#### GIVEN TASK:
Wherever the string "moeten" appears, copy the whole line.

#### ENTRIES SHOWN:

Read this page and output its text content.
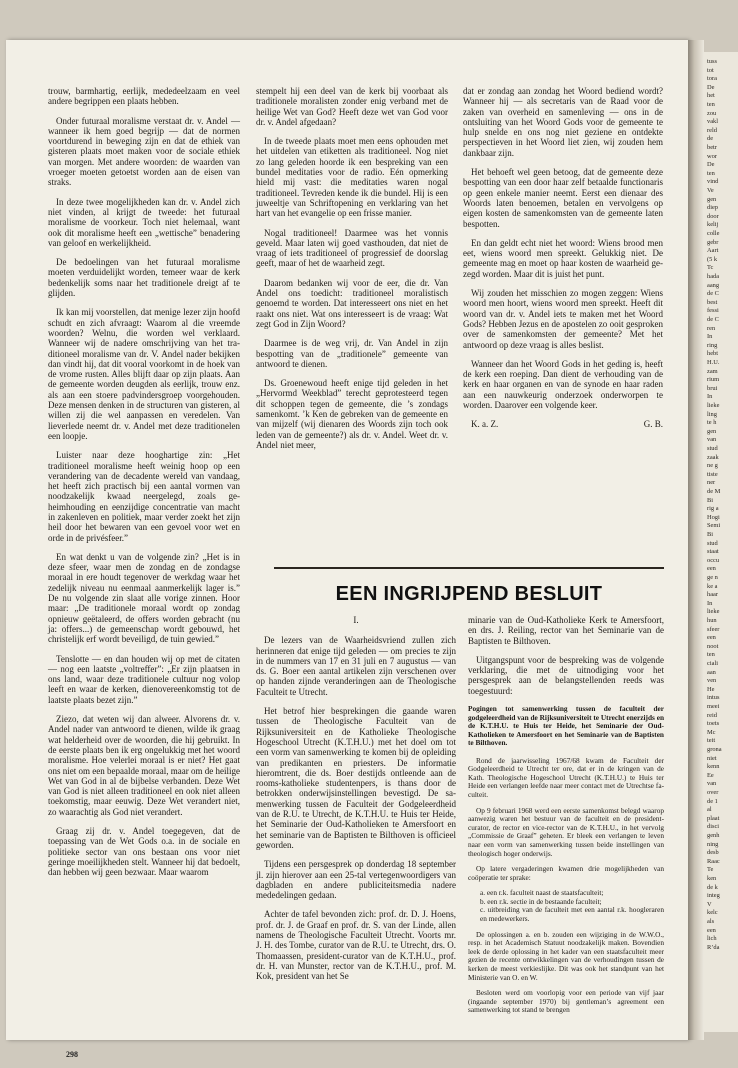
trouw, barmhartig, eerlijk, mededeelzaam en veel andere begrippen een plaats hebben.

Onder futuraal moralisme verstaat dr. v. Andel — wanneer ik hem goed begrijp — dat de normen voortdurend in beweging zijn en dat de ethiek van gisteren plaats moet maken voor de sociale ethiek van morgen. Met andere woorden: de waarden van vroeger moeten getoetst worden aan de eisen van straks.

In deze twee mogelijkheden kan dr. v. Andel zich niet vinden, al krijgt de tweede: het futuraal moralisme de voorkeur. Toch niet helemaal, want ook dit moralisme heeft een „wettische” benadering van geloof en werkelijkheid.

De bedoelingen van het futuraal moralisme moeten verduidelijkt worden, temeer waar de kerk bedenkelijk soms naar het traditionele dreigt af te glijden.

Ik kan mij voorstellen, dat menige lezer zijn hoofd schudt en zich afvraagt: Waarom al die vreemde woorden? Welnu, die worden wel verklaard. Wanneer wij de nadere omschrijving van het traditioneel moralisme van dr. V. Andel nader bekijken dan vindt hij, dat dit vooral voorkomt in de hoek van de vrome rusten. Alles blijft daar op zijn plaats. Aan de gemeente worden deugden als eerlijk, trouw enz. als aan een stoere padvindersgroep voorgehouden. Deze mensen denken in de structuren van gisteren, al willen zij die wel aanpassen en veredelen. Van lieverlede neemt dr. v. Andel met deze traditionelen een loopje.

Luister naar deze hooghartige zin: „Het traditioneel moralisme heeft weinig hoop op een verandering van de decadente wereld van vandaag, het heeft zich practisch bij een aantal vormen van noodzakelijk kwaad neergelegd, zoals geheimhouding en eenzijdige concentratie van macht in zakenleven en politiek, maar verder zoekt het zijn heil door het bewaren van een gevoel voor wet en orde in de privésfeer.”

En wat denkt u van de volgende zin? „Het is in deze sfeer, waar men de zondag en de zondagse moraal in ere houdt tegenover de werkdag waar het zedelijk niveau nu eenmaal aanmerkelijk lager is.” De nu volgende zin slaat alle vorige zinnen. Hoor maar: „De traditionele moraal wordt op zondag opnieuw geëtaleerd, de offers worden gebracht (nu ja: offers...) de gemeenschap wordt gebouwd, het christelijk erf wordt beveiligd, de tuin gewied.”

Tenslotte — en dan houden wij op met de citaten — nog een laatste „voltreffer”: „Er zijn plaatsen in ons land, waar deze traditionele cultuur nog volop leeft en waar de kerken, dienovereenkomstig tot de laatste plaats bezet zijn.”

Ziezo, dat weten wij dan alweer. Alvorens dr. v. Andel nader van antwoord te dienen, wilde ik graag wat helderheid over de woorden, die hij gebruikt. In de eerste plaats ben ik erg ongelukkig met het woord moralisme. Hoe velerlei moraal is er niet? Het gaat ons niet om een bepaalde moraal, maar om de heilige Wet van God in al de bijbelse verbanden. Deze Wet van God is niet alleen traditioneel en ook niet alleen toekomstig, maar eeuwig. Deze Wet verandert niet, zo waarachtig als God niet verandert.

Graag zij dr. v. Andel toegegeven, dat de toepassing van de Wet Gods o.a. in de sociale en politieke sector van ons bestaan ons voor niet geringe moeilijkheden stelt. Wanneer hij dat bedoelt, dan hebben wij geen bezwaar. Maar waarom

stempelt hij een deel van de kerk bij voorbaat als traditionele moralisten zonder enig verband met de heilige Wet van God? Heeft deze wet van God voor dr. v. Andel afgedaan?

In de tweede plaats moet men eens ophouden met het uitdelen van etiketten als traditioneel. Nog niet zo lang geleden hoorde ik een bespreking van een bundel meditaties voor de radio. Eén opmerking hield mij vast: die meditaties waren nogal traditioneel. Tevreden kende ik die bundel. Hij is een juweeltje van Schriftopening en verklaring van het hart van het evangelie op een frisse manier.

Nogal traditioneel! Daarmee was het vonnis geveld. Maar laten wij goed vasthouden, dat niet de vraag of iets traditioneel of progressief de doorslag geeft, maar of het de waarheid zegt.

Daarom bedanken wij voor de eer, die dr. Van Andel ons toedicht: traditioneel moralistisch genoemd te worden. Dat interesseert ons niet en het raakt ons niet. Wat ons interesseert is de vraag: Wat zegt God in Zijn Woord?

Daarmee is de weg vrij, dr. Van Andel in zijn bespotting van de „traditionele” gemeente van antwoord te dienen.

Ds. Groenewoud heeft enige tijd geleden in het „Hervormd Weekblad” terecht geprotesteerd tegen dit schoppen tegen de gemeente, die ’s zondags samenkomt. ’k Ken de gebreken van de gemeente en van mijzelf (wij dienaren des Woords zijn toch ook leden van de gemeente?) als dr. v. Andel. Weet dr. v. Andel niet meer,

dat er zondag aan zondag het Woord bediend wordt? Wanneer hij — als secretaris van de Raad voor de zaken van overheid en samenleving — ons in de ontsluiting van het Woord Gods voor de gemeente te hulp snelde en ons nog niet geziene en ontdekte perspectieven in het Woord liet zien, wij zouden hem dankbaar zijn.

Het behoeft wel geen betoog, dat de gemeente deze bespotting van een door haar zelf betaalde functionaris op geen enkele manier neemt. Eerst een dienaar des Woords laten benoemen, betalen en vervolgens op eigen kosten de samenkomsten van de gemeente laten bespotten.

En dan geldt echt niet het woord: Wiens brood men eet, wiens woord men spreekt. Gelukkig niet. De gemeente mag en moet op haar kosten de waarheid gezegd worden. Maar dit is juist het punt.

Wij zouden het misschien zo mogen zeggen: Wiens woord men hoort, wiens woord men spreekt. Heeft dit woord van dr. v. Andel iets te maken met het Woord Gods? Hebben Jezus en de apostelen zo ooit gesproken over de samenkomsten der gemeente? Met het antwoord op deze vraag is alles beslist.

Wanneer dan het Woord Gods in het geding is, heeft de kerk een roeping. Dan dient de verhouding van de kerk en haar organen en van de synode en haar raden aan een nauwkeurig onderzoek onderworpen te worden. Daarover een volgende keer.

K. a. Z.	G. B.

EEN INGRIJPEND BESLUIT

I.

De lezers van de Waarheidsvriend zullen zich herinneren dat enige tijd geleden — om precies te zijn in de nummers van 17 en 31 juli en 7 augustus — van ds. G. Boer een aantal artikelen zijn verschenen over op handen zijnde veranderingen aan de Theologische Faculteit te Utrecht.

Het betrof hier besprekingen die gaande waren tussen de Theologische Faculteit van de Rijksuniversiteit en de Katholieke Theologische Hogeschool Utrecht (K.T.H.U.) met het doel om tot een vorm van samenwerking te komen bij de opleiding van predikanten en priesters. De informatie hieromtrent, die ds. Boer destijds ontleende aan de rooms-katholieke studentenpers, is thans door de betrokken onderwijsinstellingen bevestigd. De samenwerking tussen de Faculteit der Godgeleerdheid van de R.U. te Utrecht, de K.T.H.U. te Huis ter Heide, het Seminarie der Oud-Katholieken te Amersfoort en het seminarie van de Baptisten te Bilthoven is officieel geworden.

Tijdens een persgesprek op donderdag 18 september jl. zijn hierover aan een 25-tal vertegenwoordigers van dagbladen en andere publiciteitsmedia nadere mededelingen gedaan.

Achter de tafel bevonden zich: prof. dr. D. J. Hoens, prof. dr. J. de Graaf en prof. dr. S. van der Linde, allen namens de Theologische Faculteit Utrecht. Voorts mr. J. H. des Tombe, curator van de R.U. te Utrecht, drs. O. Thomaassen, president-curator van de K.T.H.U., prof. dr. H. van Munster, rector van de K.T.H.U., prof. M. Kok, president van het Se

minarie van de Oud-Katholieke Kerk te Amersfoort, en drs. J. Reiling, rector van het Seminarie van de Baptisten te Bilthoven.

Uitgangspunt voor de bespreking was de volgende verklaring, die met de uitnodiging voor het persgesprek aan de belangstellenden reeds was toegestuurd:

Pogingen tot samenwerking tussen de faculteit der godgeleerdheid van de Rijksuniversiteit te Utrecht enerzijds en de K.T.H.U. te Huis ter Heide, het Seminarie der Oud-Katholieken te Amersfoort en het Seminarie van de Baptisten te Bilthoven.

Rond de jaarwisseling 1967/68 kwam de Faculteit der Godgeleerdheid te Utrecht ter ore, dat er in de kringen van de Kath. Theologische Hogeschool Utrecht (K.T.H.U.) te Huis ter Heide een verlangen leefde naar meer contact met de Utrechtse faculteit.

Op 9 februari 1968 werd een eerste samenkomst belegd waarop aanwezig waren het bestuur van de faculteit en de president-curator, de rector en vice-rector van de K.T.H.U., in het vervolg „Commissie de Graaf” geheten. Er bleek een verlangen te leven naar een vorm van samenwerking tussen beide instellingen van theologisch hoger onderwijs.

Op latere vergaderingen kwamen drie mogelijkheden van coöperatie ter sprake:

a. een r.k. faculteit naast de staatsfaculteit;
b. een r.k. sectie in de bestaande faculteit;
c. uitbreiding van de faculteit met een aantal r.k. hoogleraren en medewerkers.

De oplossingen a. en b. zouden een wijziging in de W.W.O., resp. in het Academisch Statuut noodzakelijk maken. Bovendien leek de derde oplossing in het kader van een staatsfaculteit meer gezien de recente ontwikkelingen van de verhoudingen tussen de kerken de meest verkieslijke. Dit was ook het standpunt van het Ministerie van O. en W.

Besloten werd om voorlopig voor een periode van vijf jaar (ingaande september 1970) bij gentleman’s agreement een samenwerking tot stand te brengen

298
tuss
tot
tora
De
het
ten
zou
vakl
reld
de
betr
wor
De
ten
vind
Ve
gen
diep
door
kelij
colle
gebr
Aart
(5 k
Tc
hada
aang
de C
best
fessi
de C
ren
In
ring
hebt
H.U.
zam
rium
brui
In
lieke
ling
te h
gen
van
stud
zaak
ne g
tiste
ner
de M
Bi
rig a
Hogi
Semi
Bi
stud
staat
occu
een
ge n
ke a
haar
In
lieke
hun
sfeer
een
noot
ten
ciali
aan
ven
He
intus
meei
reid
toets
Mc
teit
grona
niet
kenn
Ee
van
over
de 1
al
plaat
disci
genh
ning
desb
Raac
Te
ken
de k
integ
V
kelc
als
een
lich
R’da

#### THE REPLY:
Onder futuraal moralisme verstaat dr. v. Andel — wanneer ik hem goed begrijp — dat de normen voortdurend in beweging zijn en dat de ethiek van gisteren plaats moet maken voor de sociale ethiek van morgen. Met andere woorden: de waarden van vroeger moeten getoetst worden aan de eisen van straks.
De bedoelingen van het futuraal moralisme moeten verduidelijkt worden, temeer waar de kerk bedenkelijk soms naar het traditionele dreigt af te glijden.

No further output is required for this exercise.